■ Tasks to complete
1. In the Glasgow galleries piece, who played drums in The Dreamboys?
2. Translate this sentence from the Glasgow galleries piece into Spanish: "For anyone who is interested in Scottish music this is essential social/cultural history."

■ Page excerpt

You Exhibitionist: The Best of Glasgow’s Galleries…
But of real interest to me is his early work which captures a time when Scotland was producing some of the most lasting and influential music around. The myth that there was only Postcard Records in the early 80s is busted on the gallery walls where there are some evocative pictures of musical legends such as Davie Henderson, Stephen Pastel, Alan McGhee and even Peter Capaldi when he was the lead singer of The Dreamboys (which featured one Craig Ferguson on drums). For anyone who is interested in Scottish music this is essential social/cultural history.
When people talk about the music of the early 1980s it tends to revolve around the boys from Postcard such as Orange Juice, Aztec Camera, Josef K and those in near orbit such as The Scars, The Fire Engines, The Bluebells, The Armoury Show and The Associates. The women often get overlooked so here are two of the great female fronted pop bands of the time. First off are Rose McDowell and Jill Bryson who made up Strawberry Switchblade, one of the best band names ever. This is Since Yesterday:
Altered Images were seen by some as too twee for school, but they wrote some of the best pop songs of the day, which considering the competition is really saying something, and in Claire Grogan they had a near perfect front of stage. Strike that, she was perfect. While I head off for a wee lie down here they are with one of their later songs Don’t Talk To Me About Love:
Next up was a trip to the Gallery of Modern Art where they have an exhibition of Alasdair Gray’s original work depicting various Glasgow scenes and characters from the late 1970s, as well as prints of the covers for the original four books that make up Lanark.

■ Listed records
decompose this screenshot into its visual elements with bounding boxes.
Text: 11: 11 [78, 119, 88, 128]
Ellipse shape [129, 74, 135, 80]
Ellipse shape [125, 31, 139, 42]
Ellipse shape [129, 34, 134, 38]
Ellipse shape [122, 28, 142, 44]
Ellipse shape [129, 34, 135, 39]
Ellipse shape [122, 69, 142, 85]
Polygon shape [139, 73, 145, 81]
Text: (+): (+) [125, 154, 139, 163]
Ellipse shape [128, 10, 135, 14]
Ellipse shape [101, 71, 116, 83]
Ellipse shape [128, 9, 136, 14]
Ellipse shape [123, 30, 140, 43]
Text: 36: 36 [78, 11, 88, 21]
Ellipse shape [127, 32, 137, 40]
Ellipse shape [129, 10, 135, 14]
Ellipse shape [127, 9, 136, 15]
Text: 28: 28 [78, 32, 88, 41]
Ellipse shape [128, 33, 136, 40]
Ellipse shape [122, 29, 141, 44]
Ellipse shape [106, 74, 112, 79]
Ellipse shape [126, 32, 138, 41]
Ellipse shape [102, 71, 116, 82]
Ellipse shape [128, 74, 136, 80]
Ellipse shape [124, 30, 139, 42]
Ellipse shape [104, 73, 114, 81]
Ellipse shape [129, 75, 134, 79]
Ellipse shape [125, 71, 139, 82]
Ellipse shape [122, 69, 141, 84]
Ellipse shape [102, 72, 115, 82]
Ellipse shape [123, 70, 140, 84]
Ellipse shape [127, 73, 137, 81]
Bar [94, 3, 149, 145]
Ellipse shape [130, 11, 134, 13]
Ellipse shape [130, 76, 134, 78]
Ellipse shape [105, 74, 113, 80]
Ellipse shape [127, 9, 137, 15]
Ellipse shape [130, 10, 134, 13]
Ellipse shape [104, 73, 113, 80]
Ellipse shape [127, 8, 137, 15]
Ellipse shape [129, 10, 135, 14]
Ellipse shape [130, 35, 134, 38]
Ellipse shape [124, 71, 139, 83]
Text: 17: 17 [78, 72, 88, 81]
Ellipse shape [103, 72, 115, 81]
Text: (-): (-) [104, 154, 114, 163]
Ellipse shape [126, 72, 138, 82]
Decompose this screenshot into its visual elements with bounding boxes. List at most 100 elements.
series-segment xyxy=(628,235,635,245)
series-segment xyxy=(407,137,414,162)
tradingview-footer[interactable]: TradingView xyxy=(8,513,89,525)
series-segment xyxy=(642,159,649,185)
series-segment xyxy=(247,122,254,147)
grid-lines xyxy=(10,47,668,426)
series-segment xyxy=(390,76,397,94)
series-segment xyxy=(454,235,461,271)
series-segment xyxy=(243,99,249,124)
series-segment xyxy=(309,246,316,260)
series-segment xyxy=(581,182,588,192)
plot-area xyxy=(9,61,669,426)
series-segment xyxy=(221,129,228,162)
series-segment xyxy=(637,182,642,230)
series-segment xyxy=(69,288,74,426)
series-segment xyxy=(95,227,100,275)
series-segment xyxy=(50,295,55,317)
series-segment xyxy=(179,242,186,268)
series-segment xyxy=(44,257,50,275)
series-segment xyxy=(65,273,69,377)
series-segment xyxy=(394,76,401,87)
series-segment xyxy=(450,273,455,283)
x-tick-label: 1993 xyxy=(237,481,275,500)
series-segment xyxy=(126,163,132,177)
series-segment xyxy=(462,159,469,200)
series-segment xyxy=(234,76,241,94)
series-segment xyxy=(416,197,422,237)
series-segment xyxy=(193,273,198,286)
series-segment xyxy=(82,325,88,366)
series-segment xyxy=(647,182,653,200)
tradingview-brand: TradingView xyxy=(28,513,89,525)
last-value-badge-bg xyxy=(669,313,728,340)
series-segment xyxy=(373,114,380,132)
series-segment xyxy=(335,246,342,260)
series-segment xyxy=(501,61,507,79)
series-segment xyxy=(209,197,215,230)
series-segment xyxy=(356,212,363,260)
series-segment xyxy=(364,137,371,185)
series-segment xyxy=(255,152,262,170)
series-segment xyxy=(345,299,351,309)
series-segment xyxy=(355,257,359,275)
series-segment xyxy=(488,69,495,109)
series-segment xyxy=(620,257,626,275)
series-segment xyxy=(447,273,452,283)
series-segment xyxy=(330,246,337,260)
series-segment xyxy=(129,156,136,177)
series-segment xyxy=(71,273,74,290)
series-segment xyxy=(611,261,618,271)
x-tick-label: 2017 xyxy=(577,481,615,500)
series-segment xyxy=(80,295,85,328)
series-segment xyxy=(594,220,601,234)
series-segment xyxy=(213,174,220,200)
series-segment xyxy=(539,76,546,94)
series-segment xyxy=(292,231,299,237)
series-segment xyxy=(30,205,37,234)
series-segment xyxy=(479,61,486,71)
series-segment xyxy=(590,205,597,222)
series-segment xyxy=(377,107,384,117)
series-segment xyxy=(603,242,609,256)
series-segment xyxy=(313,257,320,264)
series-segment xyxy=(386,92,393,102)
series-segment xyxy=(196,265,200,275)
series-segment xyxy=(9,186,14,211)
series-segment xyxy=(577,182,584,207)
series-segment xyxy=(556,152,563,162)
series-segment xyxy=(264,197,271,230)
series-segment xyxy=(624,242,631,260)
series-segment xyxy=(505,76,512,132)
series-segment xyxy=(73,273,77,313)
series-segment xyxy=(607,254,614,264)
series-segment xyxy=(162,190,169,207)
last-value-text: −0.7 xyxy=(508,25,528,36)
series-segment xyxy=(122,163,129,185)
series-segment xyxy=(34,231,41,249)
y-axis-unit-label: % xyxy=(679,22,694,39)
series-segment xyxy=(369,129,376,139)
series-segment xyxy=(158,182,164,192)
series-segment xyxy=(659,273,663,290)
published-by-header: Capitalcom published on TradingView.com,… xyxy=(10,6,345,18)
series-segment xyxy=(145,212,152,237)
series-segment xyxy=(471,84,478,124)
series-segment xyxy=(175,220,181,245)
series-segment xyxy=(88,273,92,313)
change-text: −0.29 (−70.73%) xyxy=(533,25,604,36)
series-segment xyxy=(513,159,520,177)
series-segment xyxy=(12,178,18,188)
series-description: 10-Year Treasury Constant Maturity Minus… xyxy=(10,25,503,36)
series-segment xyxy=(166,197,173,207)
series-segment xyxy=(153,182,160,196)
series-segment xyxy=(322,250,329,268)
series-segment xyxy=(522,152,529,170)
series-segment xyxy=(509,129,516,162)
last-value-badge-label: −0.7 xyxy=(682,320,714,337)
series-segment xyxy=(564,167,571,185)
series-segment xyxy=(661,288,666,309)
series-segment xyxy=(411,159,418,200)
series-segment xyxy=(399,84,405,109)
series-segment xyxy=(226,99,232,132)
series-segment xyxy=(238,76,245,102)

■ Answers by item
1. Craig Ferguson

2. Para cualquiera que se interese por la música escocesa, esto es historia social/cultural esencial.